** START **

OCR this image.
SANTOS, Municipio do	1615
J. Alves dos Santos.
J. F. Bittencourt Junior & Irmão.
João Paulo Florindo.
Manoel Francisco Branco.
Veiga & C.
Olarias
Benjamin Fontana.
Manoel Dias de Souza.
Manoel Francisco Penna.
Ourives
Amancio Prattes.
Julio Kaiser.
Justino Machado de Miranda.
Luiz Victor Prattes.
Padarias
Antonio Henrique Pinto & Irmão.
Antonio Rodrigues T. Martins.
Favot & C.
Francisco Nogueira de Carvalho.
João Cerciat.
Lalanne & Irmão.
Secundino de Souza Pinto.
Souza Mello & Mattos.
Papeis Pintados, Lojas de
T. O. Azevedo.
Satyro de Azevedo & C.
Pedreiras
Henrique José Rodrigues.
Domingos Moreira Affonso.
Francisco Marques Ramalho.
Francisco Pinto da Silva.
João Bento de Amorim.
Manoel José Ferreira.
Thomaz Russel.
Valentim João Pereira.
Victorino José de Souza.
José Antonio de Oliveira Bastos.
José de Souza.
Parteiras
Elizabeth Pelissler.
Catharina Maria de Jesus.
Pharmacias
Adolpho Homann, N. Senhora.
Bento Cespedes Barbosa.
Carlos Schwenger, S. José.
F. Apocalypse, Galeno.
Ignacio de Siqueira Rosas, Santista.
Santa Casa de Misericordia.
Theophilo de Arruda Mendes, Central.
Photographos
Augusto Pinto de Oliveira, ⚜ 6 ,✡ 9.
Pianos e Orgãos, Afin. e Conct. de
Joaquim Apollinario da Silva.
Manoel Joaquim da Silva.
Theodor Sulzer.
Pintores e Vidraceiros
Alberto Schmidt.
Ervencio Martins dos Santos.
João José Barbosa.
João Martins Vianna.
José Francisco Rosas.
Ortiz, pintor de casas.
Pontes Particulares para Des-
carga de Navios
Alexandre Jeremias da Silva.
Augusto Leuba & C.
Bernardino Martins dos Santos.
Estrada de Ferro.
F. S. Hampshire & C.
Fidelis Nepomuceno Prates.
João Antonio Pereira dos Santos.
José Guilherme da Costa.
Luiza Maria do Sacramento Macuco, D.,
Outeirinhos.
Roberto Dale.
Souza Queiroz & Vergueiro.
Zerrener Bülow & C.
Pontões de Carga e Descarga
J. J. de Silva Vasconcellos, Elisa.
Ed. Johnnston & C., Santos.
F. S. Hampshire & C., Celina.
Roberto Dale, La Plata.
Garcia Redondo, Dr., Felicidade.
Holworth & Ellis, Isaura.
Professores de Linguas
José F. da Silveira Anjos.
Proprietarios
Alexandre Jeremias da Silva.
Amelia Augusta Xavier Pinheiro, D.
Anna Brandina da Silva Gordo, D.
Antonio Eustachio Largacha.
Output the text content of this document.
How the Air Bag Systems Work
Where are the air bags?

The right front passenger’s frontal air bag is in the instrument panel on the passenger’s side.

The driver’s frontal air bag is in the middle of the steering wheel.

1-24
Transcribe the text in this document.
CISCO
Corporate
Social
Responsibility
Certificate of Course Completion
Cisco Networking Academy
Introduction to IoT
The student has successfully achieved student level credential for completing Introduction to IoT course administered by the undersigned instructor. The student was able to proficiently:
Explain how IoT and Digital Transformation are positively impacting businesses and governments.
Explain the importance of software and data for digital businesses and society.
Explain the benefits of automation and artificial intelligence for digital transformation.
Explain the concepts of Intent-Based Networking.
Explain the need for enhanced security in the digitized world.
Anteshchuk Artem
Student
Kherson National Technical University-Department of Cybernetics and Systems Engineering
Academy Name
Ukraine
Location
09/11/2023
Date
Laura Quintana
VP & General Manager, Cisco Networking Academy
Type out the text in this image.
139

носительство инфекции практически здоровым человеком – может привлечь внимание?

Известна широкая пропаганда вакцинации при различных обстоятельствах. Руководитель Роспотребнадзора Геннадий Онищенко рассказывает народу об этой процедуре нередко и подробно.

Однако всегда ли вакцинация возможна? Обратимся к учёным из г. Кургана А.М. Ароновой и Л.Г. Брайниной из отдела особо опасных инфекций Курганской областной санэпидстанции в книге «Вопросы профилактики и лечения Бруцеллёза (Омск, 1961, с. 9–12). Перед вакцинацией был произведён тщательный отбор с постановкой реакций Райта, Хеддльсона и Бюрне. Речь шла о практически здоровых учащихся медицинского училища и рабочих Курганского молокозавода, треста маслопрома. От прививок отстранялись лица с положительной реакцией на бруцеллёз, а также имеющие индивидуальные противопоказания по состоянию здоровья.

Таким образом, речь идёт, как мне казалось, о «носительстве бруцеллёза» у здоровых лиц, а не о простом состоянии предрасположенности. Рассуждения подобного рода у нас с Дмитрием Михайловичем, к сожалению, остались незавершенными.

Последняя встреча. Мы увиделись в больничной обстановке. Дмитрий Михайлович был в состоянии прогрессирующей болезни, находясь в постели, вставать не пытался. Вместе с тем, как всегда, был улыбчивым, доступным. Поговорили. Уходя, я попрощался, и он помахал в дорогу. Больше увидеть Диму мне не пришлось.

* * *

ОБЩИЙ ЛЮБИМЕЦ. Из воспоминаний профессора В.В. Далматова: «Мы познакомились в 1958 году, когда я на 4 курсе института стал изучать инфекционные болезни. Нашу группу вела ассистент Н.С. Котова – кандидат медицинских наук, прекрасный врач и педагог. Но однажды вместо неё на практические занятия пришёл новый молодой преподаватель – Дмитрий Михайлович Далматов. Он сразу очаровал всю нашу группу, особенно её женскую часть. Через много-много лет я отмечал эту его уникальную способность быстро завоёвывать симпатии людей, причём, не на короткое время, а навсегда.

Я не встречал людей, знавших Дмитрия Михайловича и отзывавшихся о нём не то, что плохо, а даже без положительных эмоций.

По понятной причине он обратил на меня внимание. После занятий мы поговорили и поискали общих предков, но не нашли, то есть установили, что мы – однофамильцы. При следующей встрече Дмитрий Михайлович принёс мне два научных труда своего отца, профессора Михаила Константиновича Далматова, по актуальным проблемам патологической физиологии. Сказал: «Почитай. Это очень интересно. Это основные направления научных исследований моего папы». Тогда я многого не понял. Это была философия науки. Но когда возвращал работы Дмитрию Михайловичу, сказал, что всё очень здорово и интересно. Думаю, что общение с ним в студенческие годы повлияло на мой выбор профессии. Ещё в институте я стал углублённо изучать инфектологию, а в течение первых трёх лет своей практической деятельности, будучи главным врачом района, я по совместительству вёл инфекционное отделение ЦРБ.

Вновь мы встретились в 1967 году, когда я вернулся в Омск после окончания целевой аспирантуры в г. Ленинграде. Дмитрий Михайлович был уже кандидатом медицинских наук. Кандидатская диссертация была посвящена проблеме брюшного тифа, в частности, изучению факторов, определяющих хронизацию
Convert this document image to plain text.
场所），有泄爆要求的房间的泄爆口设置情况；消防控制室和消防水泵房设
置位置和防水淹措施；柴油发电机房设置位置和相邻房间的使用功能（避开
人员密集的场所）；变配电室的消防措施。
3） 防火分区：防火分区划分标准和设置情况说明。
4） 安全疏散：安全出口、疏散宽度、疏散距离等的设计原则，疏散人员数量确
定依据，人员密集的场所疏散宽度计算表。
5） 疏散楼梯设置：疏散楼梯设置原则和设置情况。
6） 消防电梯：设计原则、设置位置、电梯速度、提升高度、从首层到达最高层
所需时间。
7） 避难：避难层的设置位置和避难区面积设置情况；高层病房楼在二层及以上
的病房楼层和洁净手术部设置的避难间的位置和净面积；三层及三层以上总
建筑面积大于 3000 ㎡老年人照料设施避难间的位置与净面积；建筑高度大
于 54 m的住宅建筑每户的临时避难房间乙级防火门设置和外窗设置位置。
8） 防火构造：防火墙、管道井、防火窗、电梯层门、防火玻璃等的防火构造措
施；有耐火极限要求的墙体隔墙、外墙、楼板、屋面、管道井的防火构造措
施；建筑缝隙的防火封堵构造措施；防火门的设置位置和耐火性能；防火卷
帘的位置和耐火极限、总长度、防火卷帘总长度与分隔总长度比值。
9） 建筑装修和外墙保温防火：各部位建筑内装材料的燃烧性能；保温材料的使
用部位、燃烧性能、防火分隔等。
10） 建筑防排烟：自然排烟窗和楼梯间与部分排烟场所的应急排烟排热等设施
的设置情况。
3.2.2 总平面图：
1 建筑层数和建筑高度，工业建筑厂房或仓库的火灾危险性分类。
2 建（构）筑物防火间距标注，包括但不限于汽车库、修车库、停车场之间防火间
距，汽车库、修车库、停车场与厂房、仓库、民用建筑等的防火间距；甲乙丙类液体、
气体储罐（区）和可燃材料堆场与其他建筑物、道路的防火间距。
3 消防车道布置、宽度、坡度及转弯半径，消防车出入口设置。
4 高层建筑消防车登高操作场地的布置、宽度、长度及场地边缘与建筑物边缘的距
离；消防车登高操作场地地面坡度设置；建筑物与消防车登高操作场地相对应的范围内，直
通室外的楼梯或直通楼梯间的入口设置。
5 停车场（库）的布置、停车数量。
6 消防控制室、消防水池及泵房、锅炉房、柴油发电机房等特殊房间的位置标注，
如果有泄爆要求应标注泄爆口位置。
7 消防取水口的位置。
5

** END **

| THE PROBLEM |
Your task is to gather all lines from the entries above that hold the word "году".

| PROBLEM SOLUTION |
ОБЩИЙ ЛЮБИМЕЦ. Из воспоминаний профессора В.В. Далматова: «Мы познакомились в 1958 году, когда я на 4 курсе института стал изучать инфекционные болезни. Нашу группу вела ассистент Н.С. Котова – кандидат медицинских наук, прекрасный врач и педагог. Но однажды вместо неё на практические занятия пришёл новый молодой преподаватель – Дмитрий Михайлович Далматов. Он сразу очаровал всю нашу группу, особенно её женскую часть. Через много-много лет я отмечал эту его уникальную способность быстро завоёвывать симпатии людей, причём, не на короткое время, а навсегда.
Вновь мы встретились в 1967 году, когда я вернулся в Омск после окончания целевой аспирантуры в г. Ленинграде. Дмитрий Михайлович был уже кандидатом медицинских наук. Кандидатская диссертация была посвящена проблеме брюшного тифа, в частности, изучению факторов, определяющих хронизацию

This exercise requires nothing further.